▶ Challenge
Reproduce every record exactly as it appears, but not the pictures.

▶ Information supplied
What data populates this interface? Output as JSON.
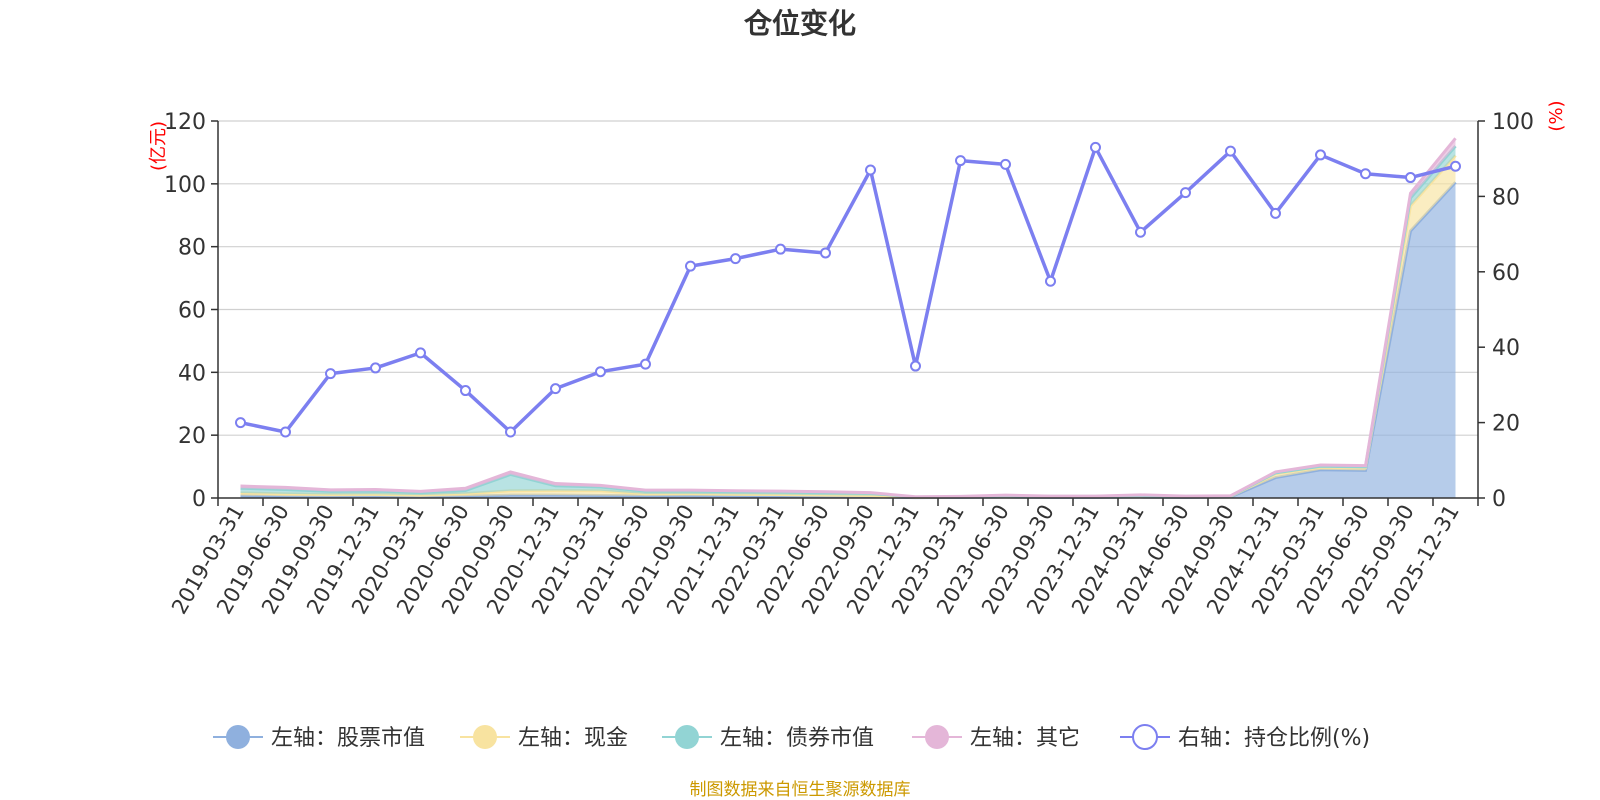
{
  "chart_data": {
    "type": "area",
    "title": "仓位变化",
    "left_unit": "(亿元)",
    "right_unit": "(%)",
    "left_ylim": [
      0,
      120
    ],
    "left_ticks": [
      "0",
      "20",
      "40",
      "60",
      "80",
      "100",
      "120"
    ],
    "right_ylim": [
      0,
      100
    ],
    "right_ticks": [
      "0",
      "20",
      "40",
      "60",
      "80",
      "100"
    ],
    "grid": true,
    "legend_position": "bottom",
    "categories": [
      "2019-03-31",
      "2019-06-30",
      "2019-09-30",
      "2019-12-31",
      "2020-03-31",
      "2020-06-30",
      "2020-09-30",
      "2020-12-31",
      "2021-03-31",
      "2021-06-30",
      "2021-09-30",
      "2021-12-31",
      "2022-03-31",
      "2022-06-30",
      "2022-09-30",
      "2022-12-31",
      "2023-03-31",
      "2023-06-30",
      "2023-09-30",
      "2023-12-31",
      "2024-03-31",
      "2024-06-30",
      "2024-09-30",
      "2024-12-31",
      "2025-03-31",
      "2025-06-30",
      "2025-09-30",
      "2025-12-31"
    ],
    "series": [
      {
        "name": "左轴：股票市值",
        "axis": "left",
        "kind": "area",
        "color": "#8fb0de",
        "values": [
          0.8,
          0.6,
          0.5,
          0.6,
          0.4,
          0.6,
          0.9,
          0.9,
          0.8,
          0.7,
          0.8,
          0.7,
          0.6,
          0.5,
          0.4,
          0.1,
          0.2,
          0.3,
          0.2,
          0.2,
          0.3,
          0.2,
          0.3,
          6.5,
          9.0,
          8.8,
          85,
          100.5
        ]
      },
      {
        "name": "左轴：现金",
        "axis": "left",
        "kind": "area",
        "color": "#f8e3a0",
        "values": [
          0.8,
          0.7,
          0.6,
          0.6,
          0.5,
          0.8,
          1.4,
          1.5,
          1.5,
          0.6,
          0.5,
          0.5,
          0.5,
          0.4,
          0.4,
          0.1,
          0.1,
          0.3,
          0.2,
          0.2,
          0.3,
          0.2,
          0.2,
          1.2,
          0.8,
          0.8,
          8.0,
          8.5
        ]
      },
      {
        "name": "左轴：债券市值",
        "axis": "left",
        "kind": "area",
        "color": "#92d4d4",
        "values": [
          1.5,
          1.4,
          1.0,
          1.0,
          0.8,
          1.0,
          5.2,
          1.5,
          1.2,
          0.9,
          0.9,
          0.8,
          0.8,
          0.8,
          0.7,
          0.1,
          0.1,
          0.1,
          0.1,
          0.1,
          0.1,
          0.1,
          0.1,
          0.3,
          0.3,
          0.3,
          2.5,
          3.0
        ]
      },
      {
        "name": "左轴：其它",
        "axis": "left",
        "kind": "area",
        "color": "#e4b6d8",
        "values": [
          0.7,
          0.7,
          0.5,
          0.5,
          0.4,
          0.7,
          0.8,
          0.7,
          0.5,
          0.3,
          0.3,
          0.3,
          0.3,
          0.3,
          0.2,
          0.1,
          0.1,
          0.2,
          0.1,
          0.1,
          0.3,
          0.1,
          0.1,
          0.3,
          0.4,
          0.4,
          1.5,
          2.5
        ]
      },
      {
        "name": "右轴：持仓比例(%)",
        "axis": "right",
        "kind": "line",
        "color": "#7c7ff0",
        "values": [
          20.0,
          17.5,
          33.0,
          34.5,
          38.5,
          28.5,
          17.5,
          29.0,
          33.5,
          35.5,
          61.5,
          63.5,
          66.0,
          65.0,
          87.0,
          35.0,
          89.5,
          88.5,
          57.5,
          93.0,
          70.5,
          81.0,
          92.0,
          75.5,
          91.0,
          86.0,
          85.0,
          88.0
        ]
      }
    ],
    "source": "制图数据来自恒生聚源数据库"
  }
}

▶ Answer in full
What data populates this interface? Output as JSON.
{
  "chart_data": {
    "type": "area",
    "title": "仓位变化",
    "left_unit": "(亿元)",
    "right_unit": "(%)",
    "left_ylim": [
      0,
      120
    ],
    "left_ticks": [
      "0",
      "20",
      "40",
      "60",
      "80",
      "100",
      "120"
    ],
    "right_ylim": [
      0,
      100
    ],
    "right_ticks": [
      "0",
      "20",
      "40",
      "60",
      "80",
      "100"
    ],
    "grid": true,
    "legend_position": "bottom",
    "categories": [
      "2019-03-31",
      "2019-06-30",
      "2019-09-30",
      "2019-12-31",
      "2020-03-31",
      "2020-06-30",
      "2020-09-30",
      "2020-12-31",
      "2021-03-31",
      "2021-06-30",
      "2021-09-30",
      "2021-12-31",
      "2022-03-31",
      "2022-06-30",
      "2022-09-30",
      "2022-12-31",
      "2023-03-31",
      "2023-06-30",
      "2023-09-30",
      "2023-12-31",
      "2024-03-31",
      "2024-06-30",
      "2024-09-30",
      "2024-12-31",
      "2025-03-31",
      "2025-06-30",
      "2025-09-30",
      "2025-12-31"
    ],
    "series": [
      {
        "name": "左轴：股票市值",
        "axis": "left",
        "kind": "area",
        "color": "#8fb0de",
        "values": [
          0.8,
          0.6,
          0.5,
          0.6,
          0.4,
          0.6,
          0.9,
          0.9,
          0.8,
          0.7,
          0.8,
          0.7,
          0.6,
          0.5,
          0.4,
          0.1,
          0.2,
          0.3,
          0.2,
          0.2,
          0.3,
          0.2,
          0.3,
          6.5,
          9.0,
          8.8,
          85,
          100.5
        ]
      },
      {
        "name": "左轴：现金",
        "axis": "left",
        "kind": "area",
        "color": "#f8e3a0",
        "values": [
          0.8,
          0.7,
          0.6,
          0.6,
          0.5,
          0.8,
          1.4,
          1.5,
          1.5,
          0.6,
          0.5,
          0.5,
          0.5,
          0.4,
          0.4,
          0.1,
          0.1,
          0.3,
          0.2,
          0.2,
          0.3,
          0.2,
          0.2,
          1.2,
          0.8,
          0.8,
          8.0,
          8.5
        ]
      },
      {
        "name": "左轴：债券市值",
        "axis": "left",
        "kind": "area",
        "color": "#92d4d4",
        "values": [
          1.5,
          1.4,
          1.0,
          1.0,
          0.8,
          1.0,
          5.2,
          1.5,
          1.2,
          0.9,
          0.9,
          0.8,
          0.8,
          0.8,
          0.7,
          0.1,
          0.1,
          0.1,
          0.1,
          0.1,
          0.1,
          0.1,
          0.1,
          0.3,
          0.3,
          0.3,
          2.5,
          3.0
        ]
      },
      {
        "name": "左轴：其它",
        "axis": "left",
        "kind": "area",
        "color": "#e4b6d8",
        "values": [
          0.7,
          0.7,
          0.5,
          0.5,
          0.4,
          0.7,
          0.8,
          0.7,
          0.5,
          0.3,
          0.3,
          0.3,
          0.3,
          0.3,
          0.2,
          0.1,
          0.1,
          0.2,
          0.1,
          0.1,
          0.3,
          0.1,
          0.1,
          0.3,
          0.4,
          0.4,
          1.5,
          2.5
        ]
      },
      {
        "name": "右轴：持仓比例(%)",
        "axis": "right",
        "kind": "line",
        "color": "#7c7ff0",
        "values": [
          20.0,
          17.5,
          33.0,
          34.5,
          38.5,
          28.5,
          17.5,
          29.0,
          33.5,
          35.5,
          61.5,
          63.5,
          66.0,
          65.0,
          87.0,
          35.0,
          89.5,
          88.5,
          57.5,
          93.0,
          70.5,
          81.0,
          92.0,
          75.5,
          91.0,
          86.0,
          85.0,
          88.0
        ]
      }
    ],
    "source": "制图数据来自恒生聚源数据库"
  }
}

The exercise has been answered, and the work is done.